Copy out each line exactly; pictures stay out of the copy.

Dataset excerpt
----

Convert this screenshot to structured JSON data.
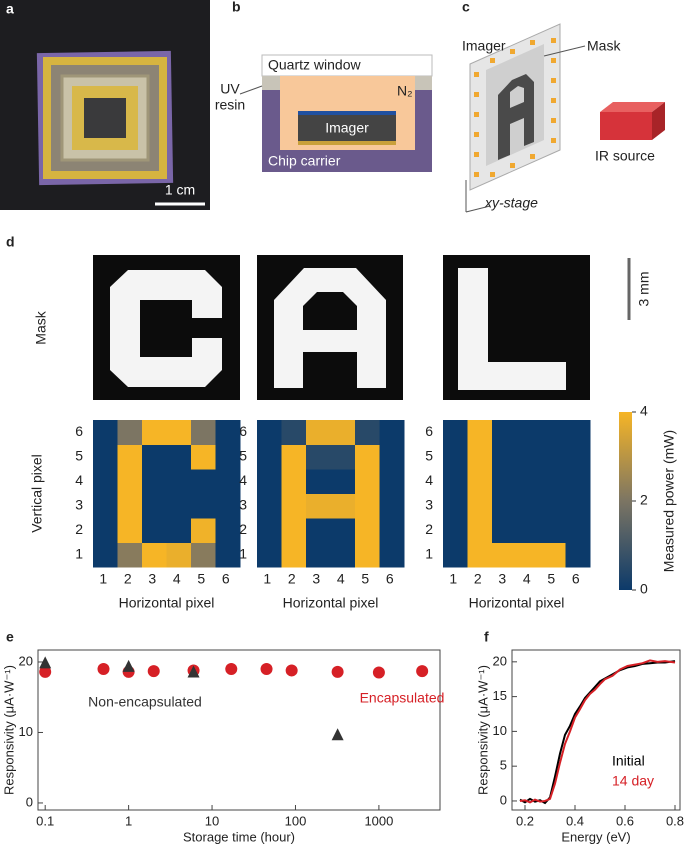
{
  "panel_labels": [
    "a",
    "b",
    "c",
    "d",
    "e",
    "f"
  ],
  "panel_a": {
    "scale_bar": "1 cm"
  },
  "panel_b": {
    "quartz_window": "Quartz window",
    "uv_resin": [
      "UV",
      "resin"
    ],
    "gas": "N₂",
    "imager": "Imager",
    "chip_carrier": "Chip carrier"
  },
  "panel_c": {
    "imager": "Imager",
    "mask": "Mask",
    "ir_source": "IR source",
    "stage": "xy-stage"
  },
  "panel_d": {
    "row_label": "Mask",
    "scale_bar": "3 mm"
  },
  "chart_data": [
    {
      "type": "heatmap",
      "xlabel": "Horizontal pixel",
      "ylabel": "Vertical pixel",
      "x": [
        1,
        2,
        3,
        4,
        5,
        6
      ],
      "y": [
        1,
        2,
        3,
        4,
        5,
        6
      ],
      "values": [
        [
          0,
          2.2,
          4,
          3.8,
          2.2,
          0
        ],
        [
          0,
          4,
          0,
          0,
          3.9,
          0
        ],
        [
          0,
          4,
          0,
          0,
          0,
          0
        ],
        [
          0,
          4,
          0,
          0,
          0,
          0
        ],
        [
          0,
          4,
          0,
          0,
          4,
          0
        ],
        [
          0,
          2,
          4,
          4,
          2,
          0
        ]
      ],
      "zlim": [
        0,
        4
      ],
      "colors": [
        "#0c3a6a",
        "#7c7563",
        "#f6b526"
      ]
    },
    {
      "type": "heatmap",
      "xlabel": "Horizontal pixel",
      "x": [
        1,
        2,
        3,
        4,
        5,
        6
      ],
      "y": [
        1,
        2,
        3,
        4,
        5,
        6
      ],
      "values": [
        [
          0,
          4,
          0,
          0,
          4,
          0
        ],
        [
          0,
          4,
          0,
          0,
          4,
          0
        ],
        [
          0,
          4,
          3.8,
          3.8,
          4,
          0
        ],
        [
          0,
          4,
          0,
          0,
          4,
          0
        ],
        [
          0,
          4,
          0.5,
          0.5,
          4,
          0
        ],
        [
          0,
          0.5,
          3.8,
          3.8,
          0.5,
          0
        ]
      ],
      "zlim": [
        0,
        4
      ],
      "colors": [
        "#0c3a6a",
        "#7c7563",
        "#f6b526"
      ]
    },
    {
      "type": "heatmap",
      "xlabel": "Horizontal pixel",
      "x": [
        1,
        2,
        3,
        4,
        5,
        6
      ],
      "y": [
        1,
        2,
        3,
        4,
        5,
        6
      ],
      "values": [
        [
          0,
          4,
          4,
          4,
          4,
          0
        ],
        [
          0,
          4,
          0,
          0,
          0,
          0
        ],
        [
          0,
          4,
          0,
          0,
          0,
          0
        ],
        [
          0,
          4,
          0,
          0,
          0,
          0
        ],
        [
          0,
          4,
          0,
          0,
          0,
          0
        ],
        [
          0,
          4,
          0,
          0,
          0,
          0
        ]
      ],
      "zlim": [
        0,
        4
      ],
      "zticks": [
        0,
        2,
        4
      ],
      "zlabel": "Measured power (mW)",
      "colors": [
        "#0c3a6a",
        "#7c7563",
        "#f6b526"
      ]
    },
    {
      "type": "scatter",
      "xlabel": "Storage time (hour)",
      "ylabel": "Responsivity (μA·W⁻¹)",
      "xscale": "log",
      "xlim": [
        0.082,
        5400
      ],
      "xticks": [
        0.1,
        1,
        10,
        100,
        1000
      ],
      "ylim": [
        -1,
        21.7
      ],
      "yticks": [
        0,
        10,
        20
      ],
      "series": [
        {
          "name": "Encapsulated",
          "color": "#d62026",
          "marker": "circle",
          "x": [
            0.1,
            0.5,
            1,
            2,
            6,
            17,
            45,
            90,
            320,
            1000,
            3300
          ],
          "values": [
            18.6,
            19,
            18.6,
            18.7,
            18.8,
            19,
            19,
            18.8,
            18.6,
            18.5,
            18.7
          ]
        },
        {
          "name": "Non-encapsulated",
          "color": "#333333",
          "marker": "triangle",
          "x": [
            0.1,
            1,
            6,
            320
          ],
          "values": [
            19.8,
            19.3,
            18.5,
            9.6
          ]
        }
      ]
    },
    {
      "type": "line",
      "xlabel": "Energy (eV)",
      "ylabel": "Responsivity (μA·W⁻¹)",
      "xlim": [
        0.148,
        0.82
      ],
      "xticks": [
        0.2,
        0.4,
        0.6,
        0.8
      ],
      "ylim": [
        -1.3,
        21.7
      ],
      "yticks": [
        0,
        5,
        10,
        15,
        20
      ],
      "x": [
        0.18,
        0.2,
        0.22,
        0.24,
        0.26,
        0.28,
        0.3,
        0.32,
        0.34,
        0.36,
        0.38,
        0.4,
        0.42,
        0.44,
        0.46,
        0.48,
        0.5,
        0.52,
        0.55,
        0.58,
        0.61,
        0.64,
        0.67,
        0.7,
        0.73,
        0.76,
        0.8
      ],
      "series": [
        {
          "name": "Initial",
          "color": "#000000",
          "values": [
            0.2,
            -0.2,
            0.3,
            -0.1,
            0.1,
            -0.3,
            0.5,
            3.5,
            6.8,
            9.5,
            10.8,
            12.5,
            13.6,
            14.8,
            15.6,
            16.4,
            17.2,
            17.6,
            18.2,
            18.8,
            19.2,
            19.4,
            19.7,
            19.8,
            19.9,
            19.9,
            20.1
          ]
        },
        {
          "name": "14 day",
          "color": "#d62026",
          "values": [
            0,
            0.1,
            -0.2,
            0.2,
            -0.1,
            0,
            0.3,
            2.5,
            5.5,
            8.2,
            10,
            12,
            13.2,
            14.5,
            15.4,
            16,
            16.8,
            17.5,
            18,
            18.9,
            19.4,
            19.6,
            19.8,
            20.2,
            20,
            20.1,
            19.9
          ]
        }
      ]
    }
  ]
}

----

Answer to the exercise
Convert this screenshot to structured JSON data.
{
  "panel_labels": [
    "a",
    "b",
    "c",
    "d",
    "e",
    "f"
  ],
  "panel_a": {
    "scale_bar": "1 cm"
  },
  "panel_b": {
    "quartz_window": "Quartz window",
    "uv_resin": [
      "UV",
      "resin"
    ],
    "gas": "N₂",
    "imager": "Imager",
    "chip_carrier": "Chip carrier"
  },
  "panel_c": {
    "imager": "Imager",
    "mask": "Mask",
    "ir_source": "IR source",
    "stage": "xy-stage"
  },
  "panel_d": {
    "row_label": "Mask",
    "scale_bar": "3 mm"
  },
  "chart_data": [
    {
      "type": "heatmap",
      "xlabel": "Horizontal pixel",
      "ylabel": "Vertical pixel",
      "x": [
        1,
        2,
        3,
        4,
        5,
        6
      ],
      "y": [
        1,
        2,
        3,
        4,
        5,
        6
      ],
      "values": [
        [
          0,
          2.2,
          4,
          3.8,
          2.2,
          0
        ],
        [
          0,
          4,
          0,
          0,
          3.9,
          0
        ],
        [
          0,
          4,
          0,
          0,
          0,
          0
        ],
        [
          0,
          4,
          0,
          0,
          0,
          0
        ],
        [
          0,
          4,
          0,
          0,
          4,
          0
        ],
        [
          0,
          2,
          4,
          4,
          2,
          0
        ]
      ],
      "zlim": [
        0,
        4
      ],
      "colors": [
        "#0c3a6a",
        "#7c7563",
        "#f6b526"
      ]
    },
    {
      "type": "heatmap",
      "xlabel": "Horizontal pixel",
      "x": [
        1,
        2,
        3,
        4,
        5,
        6
      ],
      "y": [
        1,
        2,
        3,
        4,
        5,
        6
      ],
      "values": [
        [
          0,
          4,
          0,
          0,
          4,
          0
        ],
        [
          0,
          4,
          0,
          0,
          4,
          0
        ],
        [
          0,
          4,
          3.8,
          3.8,
          4,
          0
        ],
        [
          0,
          4,
          0,
          0,
          4,
          0
        ],
        [
          0,
          4,
          0.5,
          0.5,
          4,
          0
        ],
        [
          0,
          0.5,
          3.8,
          3.8,
          0.5,
          0
        ]
      ],
      "zlim": [
        0,
        4
      ],
      "colors": [
        "#0c3a6a",
        "#7c7563",
        "#f6b526"
      ]
    },
    {
      "type": "heatmap",
      "xlabel": "Horizontal pixel",
      "x": [
        1,
        2,
        3,
        4,
        5,
        6
      ],
      "y": [
        1,
        2,
        3,
        4,
        5,
        6
      ],
      "values": [
        [
          0,
          4,
          4,
          4,
          4,
          0
        ],
        [
          0,
          4,
          0,
          0,
          0,
          0
        ],
        [
          0,
          4,
          0,
          0,
          0,
          0
        ],
        [
          0,
          4,
          0,
          0,
          0,
          0
        ],
        [
          0,
          4,
          0,
          0,
          0,
          0
        ],
        [
          0,
          4,
          0,
          0,
          0,
          0
        ]
      ],
      "zlim": [
        0,
        4
      ],
      "zticks": [
        0,
        2,
        4
      ],
      "zlabel": "Measured power (mW)",
      "colors": [
        "#0c3a6a",
        "#7c7563",
        "#f6b526"
      ]
    },
    {
      "type": "scatter",
      "xlabel": "Storage time (hour)",
      "ylabel": "Responsivity (μA·W⁻¹)",
      "xscale": "log",
      "xlim": [
        0.082,
        5400
      ],
      "xticks": [
        0.1,
        1,
        10,
        100,
        1000
      ],
      "ylim": [
        -1,
        21.7
      ],
      "yticks": [
        0,
        10,
        20
      ],
      "series": [
        {
          "name": "Encapsulated",
          "color": "#d62026",
          "marker": "circle",
          "x": [
            0.1,
            0.5,
            1,
            2,
            6,
            17,
            45,
            90,
            320,
            1000,
            3300
          ],
          "values": [
            18.6,
            19,
            18.6,
            18.7,
            18.8,
            19,
            19,
            18.8,
            18.6,
            18.5,
            18.7
          ]
        },
        {
          "name": "Non-encapsulated",
          "color": "#333333",
          "marker": "triangle",
          "x": [
            0.1,
            1,
            6,
            320
          ],
          "values": [
            19.8,
            19.3,
            18.5,
            9.6
          ]
        }
      ]
    },
    {
      "type": "line",
      "xlabel": "Energy (eV)",
      "ylabel": "Responsivity (μA·W⁻¹)",
      "xlim": [
        0.148,
        0.82
      ],
      "xticks": [
        0.2,
        0.4,
        0.6,
        0.8
      ],
      "ylim": [
        -1.3,
        21.7
      ],
      "yticks": [
        0,
        5,
        10,
        15,
        20
      ],
      "x": [
        0.18,
        0.2,
        0.22,
        0.24,
        0.26,
        0.28,
        0.3,
        0.32,
        0.34,
        0.36,
        0.38,
        0.4,
        0.42,
        0.44,
        0.46,
        0.48,
        0.5,
        0.52,
        0.55,
        0.58,
        0.61,
        0.64,
        0.67,
        0.7,
        0.73,
        0.76,
        0.8
      ],
      "series": [
        {
          "name": "Initial",
          "color": "#000000",
          "values": [
            0.2,
            -0.2,
            0.3,
            -0.1,
            0.1,
            -0.3,
            0.5,
            3.5,
            6.8,
            9.5,
            10.8,
            12.5,
            13.6,
            14.8,
            15.6,
            16.4,
            17.2,
            17.6,
            18.2,
            18.8,
            19.2,
            19.4,
            19.7,
            19.8,
            19.9,
            19.9,
            20.1
          ]
        },
        {
          "name": "14 day",
          "color": "#d62026",
          "values": [
            0,
            0.1,
            -0.2,
            0.2,
            -0.1,
            0,
            0.3,
            2.5,
            5.5,
            8.2,
            10,
            12,
            13.2,
            14.5,
            15.4,
            16,
            16.8,
            17.5,
            18,
            18.9,
            19.4,
            19.6,
            19.8,
            20.2,
            20,
            20.1,
            19.9
          ]
        }
      ]
    }
  ]
}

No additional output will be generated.